Omit the pictures and extract only the lines from the line containing "Extract the structured" to the end of the material, each exactly as written.

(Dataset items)
Begin

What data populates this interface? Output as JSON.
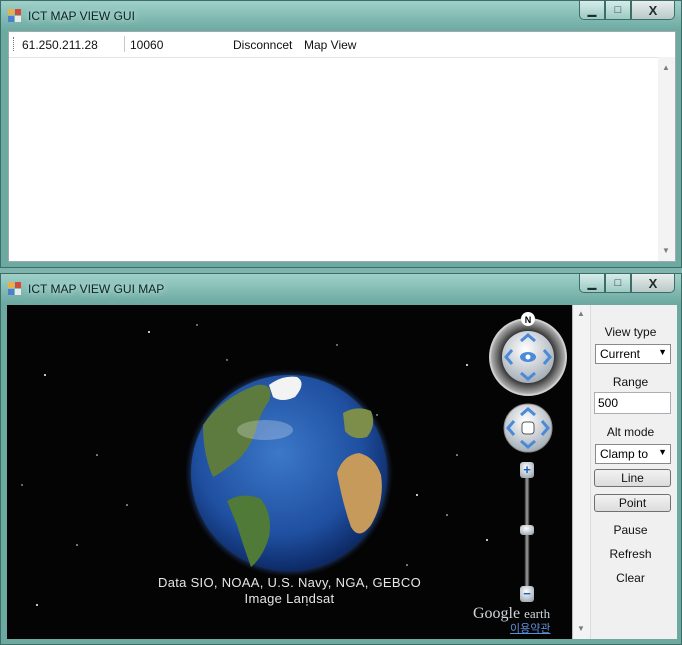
{
  "window_main": {
    "title": "ICT MAP VIEW GUI",
    "row": {
      "ip": "61.250.211.28",
      "port": "10060",
      "disconnect": "Disconncet",
      "map_view": "Map View"
    }
  },
  "window_map": {
    "title": "ICT MAP VIEW GUI MAP",
    "compass_north": "N",
    "attribution_line1": "Data SIO, NOAA, U.S. Navy, NGA, GEBCO",
    "attribution_line2": "Image Landsat",
    "logo_google": "Google",
    "logo_earth": "earth",
    "terms_link": "이용약관"
  },
  "panel": {
    "view_type_label": "View type",
    "view_type_value": "Current",
    "range_label": "Range",
    "range_value": "500",
    "alt_mode_label": "Alt mode",
    "alt_mode_value": "Clamp to",
    "line_button": "Line",
    "point_button": "Point",
    "pause": "Pause",
    "refresh": "Refresh",
    "clear": "Clear"
  },
  "window_controls": {
    "minimize": "▁",
    "maximize": "□",
    "close": "X"
  },
  "colors": {
    "titlebar": "#6ca9a1",
    "space": "#040405",
    "ocean": "#1f4fa0"
  }
}
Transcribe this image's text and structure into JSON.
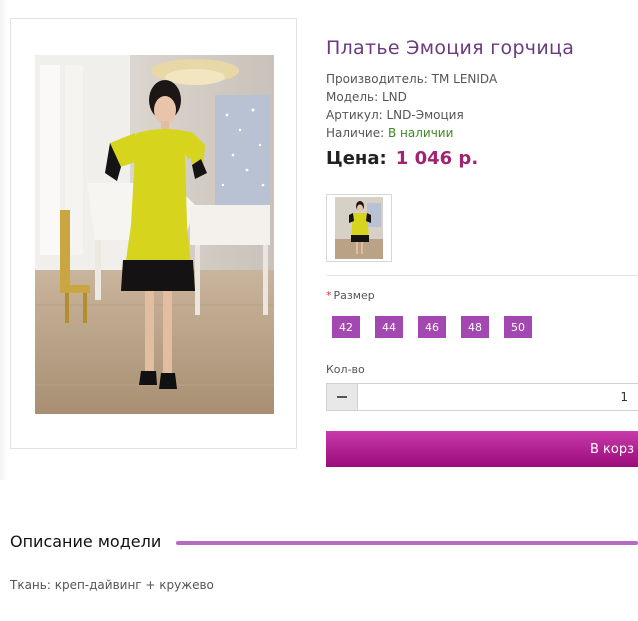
{
  "product": {
    "title": "Платье Эмоция горчица",
    "manufacturer": "Производитель: ТМ LENIDA",
    "model": "Модель: LND",
    "sku": "Артикул: LND-Эмоция",
    "availability_label": "Наличие:",
    "availability_value": "В наличии",
    "price_label": "Цена:",
    "price_value": "1 046 р."
  },
  "options": {
    "size_label": "Размер",
    "required_mark": "*",
    "sizes": [
      "42",
      "44",
      "46",
      "48",
      "50"
    ]
  },
  "quantity": {
    "label": "Кол-во",
    "value": "1"
  },
  "cart_button_label": "В корз",
  "description": {
    "heading": "Описание модели",
    "fabric": "Ткань: креп-дайвинг + кружево"
  },
  "colors": {
    "accent": "#a248b0",
    "title": "#6b3a7d",
    "price": "#a0246f",
    "in_stock": "#3c8a1f",
    "dress": "#d6d41c",
    "lace": "#111111"
  },
  "icons": {
    "minus": "minus-icon"
  }
}
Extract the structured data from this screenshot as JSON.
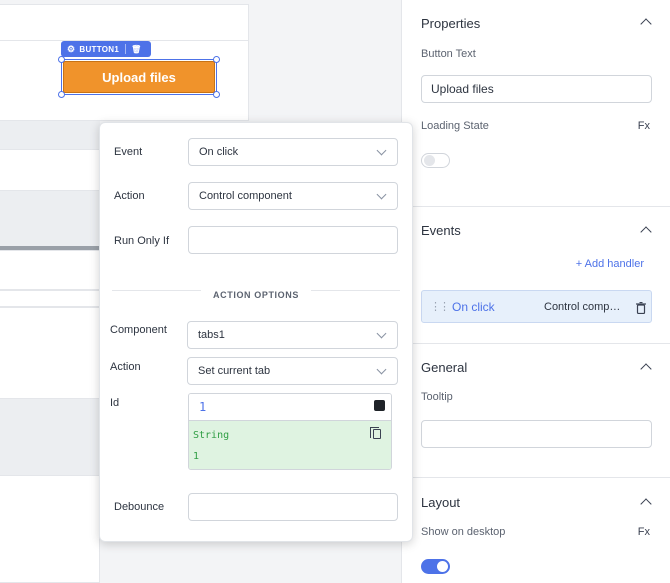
{
  "canvas": {
    "badge_label": "BUTTON1",
    "button_text": "Upload files",
    "colors": {
      "button": "#f0932b",
      "selection": "#4d72e8"
    }
  },
  "panel": {
    "properties": {
      "title": "Properties",
      "button_text_label": "Button Text",
      "button_text_value": "Upload files",
      "loading_state_label": "Loading State",
      "fx_label": "Fx",
      "loading_state_on": false
    },
    "events": {
      "title": "Events",
      "add_handler": "+ Add handler",
      "handler": {
        "event": "On click",
        "action": "Control component..."
      }
    },
    "general": {
      "title": "General",
      "tooltip_label": "Tooltip",
      "tooltip_value": ""
    },
    "layout": {
      "title": "Layout",
      "show_on_desktop_label": "Show on desktop",
      "fx_label": "Fx",
      "show_on_desktop_on": true
    }
  },
  "popover": {
    "event_label": "Event",
    "event_value": "On click",
    "action_label": "Action",
    "action_value": "Control component",
    "run_only_if_label": "Run Only If",
    "run_only_if_value": "",
    "action_options_heading": "ACTION OPTIONS",
    "component_label": "Component",
    "component_value": "tabs1",
    "option_action_label": "Action",
    "option_action_value": "Set current tab",
    "id_label": "Id",
    "id_value": "1",
    "id_type": "String",
    "id_preview": "1",
    "debounce_label": "Debounce",
    "debounce_value": ""
  }
}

End

TASK RESULT
Extract the structured data from this screenshot as JSON.
{
  "canvas": {
    "badge_label": "BUTTON1",
    "button_text": "Upload files",
    "colors": {
      "button": "#f0932b",
      "selection": "#4d72e8"
    }
  },
  "panel": {
    "properties": {
      "title": "Properties",
      "button_text_label": "Button Text",
      "button_text_value": "Upload files",
      "loading_state_label": "Loading State",
      "fx_label": "Fx",
      "loading_state_on": false
    },
    "events": {
      "title": "Events",
      "add_handler": "+ Add handler",
      "handler": {
        "event": "On click",
        "action": "Control component..."
      }
    },
    "general": {
      "title": "General",
      "tooltip_label": "Tooltip",
      "tooltip_value": ""
    },
    "layout": {
      "title": "Layout",
      "show_on_desktop_label": "Show on desktop",
      "fx_label": "Fx",
      "show_on_desktop_on": true
    }
  },
  "popover": {
    "event_label": "Event",
    "event_value": "On click",
    "action_label": "Action",
    "action_value": "Control component",
    "run_only_if_label": "Run Only If",
    "run_only_if_value": "",
    "action_options_heading": "ACTION OPTIONS",
    "component_label": "Component",
    "component_value": "tabs1",
    "option_action_label": "Action",
    "option_action_value": "Set current tab",
    "id_label": "Id",
    "id_value": "1",
    "id_type": "String",
    "id_preview": "1",
    "debounce_label": "Debounce",
    "debounce_value": ""
  }
}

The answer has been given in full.